▶ Brief: Say how many lines contain the string "this". Give no other output.

▶ Dataset records on visual material:
★ ★ ★ ★
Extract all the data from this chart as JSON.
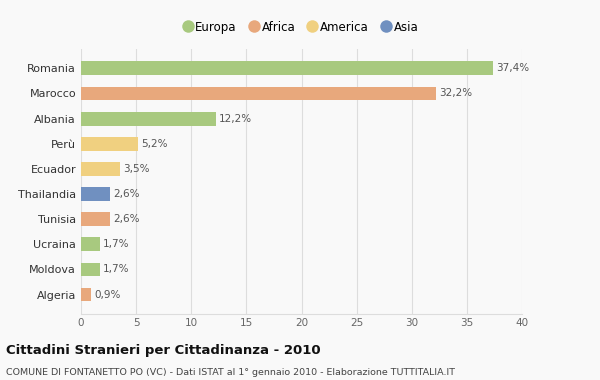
{
  "countries": [
    "Romania",
    "Marocco",
    "Albania",
    "Perù",
    "Ecuador",
    "Thailandia",
    "Tunisia",
    "Ucraina",
    "Moldova",
    "Algeria"
  ],
  "values": [
    37.4,
    32.2,
    12.2,
    5.2,
    3.5,
    2.6,
    2.6,
    1.7,
    1.7,
    0.9
  ],
  "labels": [
    "37,4%",
    "32,2%",
    "12,2%",
    "5,2%",
    "3,5%",
    "2,6%",
    "2,6%",
    "1,7%",
    "1,7%",
    "0,9%"
  ],
  "continents": [
    "Europa",
    "Africa",
    "Europa",
    "America",
    "America",
    "Asia",
    "Africa",
    "Europa",
    "Europa",
    "Africa"
  ],
  "colors": {
    "Europa": "#a8c97f",
    "Africa": "#e8a87c",
    "America": "#f0d080",
    "Asia": "#7090c0"
  },
  "title": "Cittadini Stranieri per Cittadinanza - 2010",
  "subtitle": "COMUNE DI FONTANETTO PO (VC) - Dati ISTAT al 1° gennaio 2010 - Elaborazione TUTTITALIA.IT",
  "xlim": [
    0,
    40
  ],
  "xticks": [
    0,
    5,
    10,
    15,
    20,
    25,
    30,
    35,
    40
  ],
  "background_color": "#f9f9f9",
  "grid_color": "#dddddd",
  "bar_height": 0.55
}
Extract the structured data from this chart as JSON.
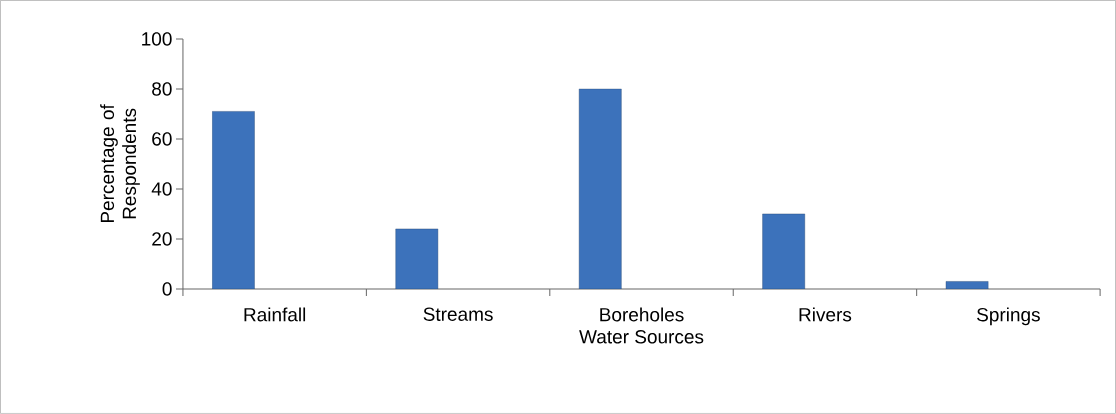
{
  "chart_data": {
    "type": "bar",
    "xlabel": "Water Sources",
    "ylabel": "Percentage of Respondents",
    "categories": [
      "Rainfall",
      "Streams",
      "Boreholes",
      "Rivers",
      "Springs"
    ],
    "values": [
      71,
      24,
      80,
      30,
      3
    ],
    "color": "#3c72bb",
    "ylim": [
      0,
      100
    ],
    "yticks": [
      0,
      20,
      40,
      60,
      80,
      100
    ]
  }
}
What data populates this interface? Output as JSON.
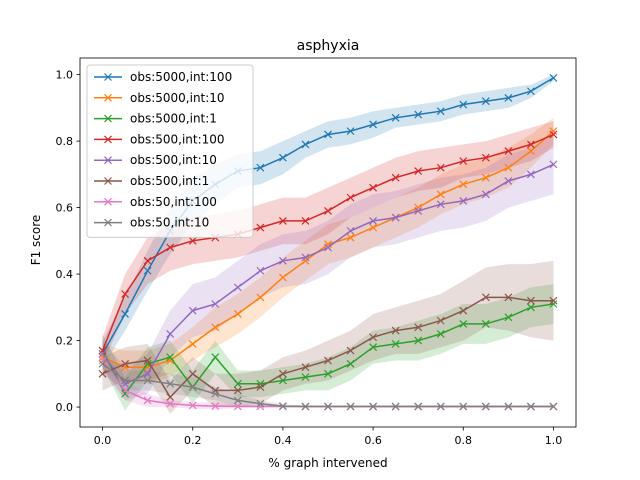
{
  "chart_data": {
    "type": "line",
    "title": "asphyxia",
    "xlabel": "% graph intervened",
    "ylabel": "F1 score",
    "xlim": [
      -0.05,
      1.05
    ],
    "ylim": [
      -0.06,
      1.05
    ],
    "xticks": [
      0.0,
      0.2,
      0.4,
      0.6,
      0.8,
      1.0
    ],
    "xtick_labels": [
      "0.0",
      "0.2",
      "0.4",
      "0.6",
      "0.8",
      "1.0"
    ],
    "yticks": [
      0.0,
      0.2,
      0.4,
      0.6,
      0.8,
      1.0
    ],
    "ytick_labels": [
      "0.0",
      "0.2",
      "0.4",
      "0.6",
      "0.8",
      "1.0"
    ],
    "grid": false,
    "legend_position": "top-left",
    "marker": "x",
    "x": [
      0.0,
      0.05,
      0.1,
      0.15,
      0.2,
      0.25,
      0.3,
      0.35,
      0.4,
      0.45,
      0.5,
      0.55,
      0.6,
      0.65,
      0.7,
      0.75,
      0.8,
      0.85,
      0.9,
      0.95,
      1.0
    ],
    "series": [
      {
        "name": "obs:5000,int:100",
        "color": "#1f77b4",
        "values": [
          0.16,
          0.28,
          0.41,
          0.53,
          0.62,
          0.67,
          0.71,
          0.72,
          0.75,
          0.79,
          0.82,
          0.83,
          0.85,
          0.87,
          0.88,
          0.89,
          0.91,
          0.92,
          0.93,
          0.95,
          0.99
        ],
        "band": [
          0.04,
          0.05,
          0.06,
          0.07,
          0.07,
          0.06,
          0.05,
          0.05,
          0.05,
          0.04,
          0.04,
          0.04,
          0.04,
          0.03,
          0.03,
          0.03,
          0.03,
          0.03,
          0.03,
          0.02,
          0.01
        ]
      },
      {
        "name": "obs:5000,int:10",
        "color": "#ff7f0e",
        "values": [
          0.15,
          0.12,
          0.12,
          0.14,
          0.19,
          0.24,
          0.28,
          0.33,
          0.39,
          0.44,
          0.49,
          0.51,
          0.54,
          0.57,
          0.6,
          0.64,
          0.67,
          0.69,
          0.72,
          0.77,
          0.83
        ],
        "band": [
          0.04,
          0.05,
          0.05,
          0.05,
          0.05,
          0.06,
          0.06,
          0.06,
          0.06,
          0.06,
          0.06,
          0.06,
          0.06,
          0.06,
          0.06,
          0.06,
          0.06,
          0.06,
          0.06,
          0.05,
          0.04
        ]
      },
      {
        "name": "obs:5000,int:1",
        "color": "#2ca02c",
        "values": [
          0.17,
          0.04,
          0.13,
          0.15,
          0.06,
          0.15,
          0.07,
          0.07,
          0.08,
          0.09,
          0.1,
          0.13,
          0.18,
          0.19,
          0.2,
          0.22,
          0.25,
          0.25,
          0.27,
          0.3,
          0.31
        ],
        "band": [
          0.05,
          0.05,
          0.05,
          0.05,
          0.05,
          0.05,
          0.04,
          0.04,
          0.04,
          0.04,
          0.05,
          0.05,
          0.05,
          0.05,
          0.06,
          0.06,
          0.06,
          0.06,
          0.06,
          0.06,
          0.06
        ]
      },
      {
        "name": "obs:500,int:100",
        "color": "#d62728",
        "values": [
          0.17,
          0.34,
          0.44,
          0.48,
          0.5,
          0.51,
          0.52,
          0.54,
          0.56,
          0.56,
          0.59,
          0.63,
          0.66,
          0.69,
          0.71,
          0.72,
          0.74,
          0.75,
          0.77,
          0.79,
          0.82
        ],
        "band": [
          0.04,
          0.06,
          0.07,
          0.07,
          0.07,
          0.07,
          0.07,
          0.07,
          0.07,
          0.07,
          0.07,
          0.06,
          0.06,
          0.06,
          0.06,
          0.06,
          0.05,
          0.05,
          0.05,
          0.05,
          0.04
        ]
      },
      {
        "name": "obs:500,int:10",
        "color": "#9467bd",
        "values": [
          0.16,
          0.07,
          0.1,
          0.22,
          0.29,
          0.31,
          0.36,
          0.41,
          0.44,
          0.45,
          0.48,
          0.53,
          0.56,
          0.57,
          0.59,
          0.61,
          0.62,
          0.64,
          0.68,
          0.7,
          0.73
        ],
        "band": [
          0.04,
          0.05,
          0.06,
          0.07,
          0.08,
          0.08,
          0.08,
          0.08,
          0.08,
          0.08,
          0.08,
          0.08,
          0.08,
          0.08,
          0.08,
          0.08,
          0.08,
          0.08,
          0.08,
          0.08,
          0.09
        ]
      },
      {
        "name": "obs:500,int:1",
        "color": "#8c564b",
        "values": [
          0.1,
          0.13,
          0.14,
          0.03,
          0.1,
          0.05,
          0.05,
          0.06,
          0.1,
          0.12,
          0.14,
          0.17,
          0.21,
          0.23,
          0.24,
          0.26,
          0.29,
          0.33,
          0.33,
          0.32,
          0.32
        ],
        "band": [
          0.05,
          0.05,
          0.05,
          0.05,
          0.05,
          0.05,
          0.05,
          0.05,
          0.05,
          0.05,
          0.06,
          0.06,
          0.07,
          0.07,
          0.08,
          0.08,
          0.09,
          0.09,
          0.1,
          0.11,
          0.12
        ]
      },
      {
        "name": "obs:50,int:100",
        "color": "#e377c2",
        "values": [
          0.14,
          0.05,
          0.02,
          0.01,
          0.005,
          0.003,
          0.002,
          0.002,
          0.002,
          0.001,
          0.001,
          0.001,
          0.001,
          0.001,
          0.001,
          0.001,
          0.001,
          0.001,
          0.001,
          0.001,
          0.001
        ],
        "band": [
          0.03,
          0.03,
          0.02,
          0.01,
          0.01,
          0.01,
          0.005,
          0.005,
          0.003,
          0.002,
          0.002,
          0.002,
          0.002,
          0.002,
          0.002,
          0.002,
          0.002,
          0.002,
          0.002,
          0.002,
          0.002
        ]
      },
      {
        "name": "obs:50,int:10",
        "color": "#7f7f7f",
        "values": [
          0.13,
          0.08,
          0.08,
          0.07,
          0.06,
          0.04,
          0.02,
          0.01,
          0.003,
          0.002,
          0.002,
          0.002,
          0.002,
          0.002,
          0.002,
          0.002,
          0.002,
          0.002,
          0.002,
          0.002,
          0.002
        ],
        "band": [
          0.03,
          0.03,
          0.03,
          0.03,
          0.03,
          0.02,
          0.02,
          0.01,
          0.005,
          0.003,
          0.003,
          0.003,
          0.003,
          0.003,
          0.003,
          0.003,
          0.003,
          0.003,
          0.003,
          0.003,
          0.003
        ]
      }
    ]
  }
}
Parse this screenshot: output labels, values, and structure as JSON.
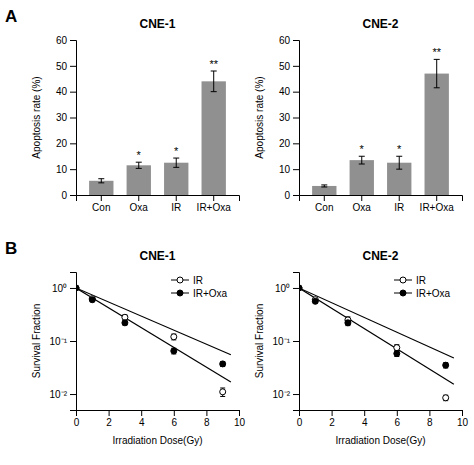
{
  "chart_data": [
    {
      "type": "bar",
      "panel_label": "A",
      "title": "CNE-1",
      "ylabel": "Apoptosis rate (%)",
      "categories": [
        "Con",
        "Oxa",
        "IR",
        "IR+Oxa"
      ],
      "values": [
        5.5,
        11.5,
        12.5,
        44.0
      ],
      "errors": [
        0.8,
        1.2,
        1.8,
        4.0
      ],
      "annotations": [
        null,
        "*",
        "*",
        "**"
      ],
      "color": "#909090",
      "ylim": [
        0,
        60
      ],
      "yticks": [
        0,
        10,
        20,
        30,
        40,
        50,
        60
      ]
    },
    {
      "type": "bar",
      "title": "CNE-2",
      "ylabel": "Apoptosis rate (%)",
      "categories": [
        "Con",
        "Oxa",
        "IR",
        "IR+Oxa"
      ],
      "values": [
        3.5,
        13.5,
        12.5,
        47.0
      ],
      "errors": [
        0.4,
        1.5,
        2.5,
        5.5
      ],
      "annotations": [
        null,
        "*",
        "*",
        "**"
      ],
      "color": "#909090",
      "ylim": [
        0,
        60
      ],
      "yticks": [
        0,
        10,
        20,
        30,
        40,
        50,
        60
      ]
    },
    {
      "type": "scatter",
      "panel_label": "B",
      "title": "CNE-1",
      "xlabel": "Irradiation Dose(Gy)",
      "ylabel": "Survival Fraction",
      "log": "y",
      "legend": "upper right",
      "xlim": [
        0,
        10
      ],
      "xticks": [
        0,
        2,
        4,
        6,
        8,
        10
      ],
      "ylim": [
        0.005,
        2.0
      ],
      "yticks": [
        {
          "value": 0.01,
          "label": "10⁻²"
        },
        {
          "value": 0.1,
          "label": "10⁻¹"
        },
        {
          "value": 1,
          "label": "10⁰"
        }
      ],
      "series": [
        {
          "type": "line",
          "color": "#000000",
          "x": [
            0,
            9.5
          ],
          "values": [
            1.0,
            0.05516
          ]
        },
        {
          "type": "line",
          "color": "#000000",
          "x": [
            0,
            9.5
          ],
          "values": [
            1.0,
            0.016823
          ]
        },
        {
          "name": "IR",
          "type": "scatter",
          "marker": "open-circle",
          "color": "#000000",
          "x": [
            0,
            1,
            3,
            6,
            9
          ],
          "values": [
            1.0,
            0.63,
            0.28,
            0.12,
            0.011
          ],
          "errors": [
            0.0,
            0.05,
            0.03,
            0.015,
            0.002
          ]
        },
        {
          "name": "IR+Oxa",
          "type": "scatter",
          "marker": "circle",
          "color": "#000000",
          "x": [
            0,
            1,
            3,
            6,
            9
          ],
          "values": [
            1.0,
            0.6,
            0.22,
            0.065,
            0.037
          ],
          "errors": [
            0.0,
            0.05,
            0.02,
            0.008,
            0.004
          ]
        }
      ]
    },
    {
      "type": "scatter",
      "title": "CNE-2",
      "xlabel": "Irradiation Dose(Gy)",
      "ylabel": "Survival Fraction",
      "log": "y",
      "legend": "upper right",
      "xlim": [
        0,
        10
      ],
      "xticks": [
        0,
        2,
        4,
        6,
        8,
        10
      ],
      "ylim": [
        0.005,
        2.0
      ],
      "yticks": [
        {
          "value": 0.01,
          "label": "10⁻²"
        },
        {
          "value": 0.1,
          "label": "10⁻¹"
        },
        {
          "value": 1,
          "label": "10⁰"
        }
      ],
      "series": [
        {
          "type": "line",
          "color": "#000000",
          "x": [
            0,
            9.5
          ],
          "values": [
            1.0,
            0.047835
          ]
        },
        {
          "type": "line",
          "color": "#000000",
          "x": [
            0,
            9.5
          ],
          "values": [
            1.0,
            0.015298
          ]
        },
        {
          "name": "IR",
          "type": "scatter",
          "marker": "open-circle",
          "color": "#000000",
          "x": [
            0,
            1,
            3,
            6,
            9
          ],
          "values": [
            1.0,
            0.6,
            0.25,
            0.075,
            0.0085
          ],
          "errors": [
            0.0,
            0.04,
            0.035,
            0.01,
            0.001
          ]
        },
        {
          "name": "IR+Oxa",
          "type": "scatter",
          "marker": "circle",
          "color": "#000000",
          "x": [
            0,
            1,
            3,
            6,
            9
          ],
          "values": [
            1.0,
            0.56,
            0.22,
            0.058,
            0.035
          ],
          "errors": [
            0.0,
            0.04,
            0.025,
            0.007,
            0.004
          ]
        }
      ]
    }
  ]
}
★ ★ ★ ★
▶ The output: 4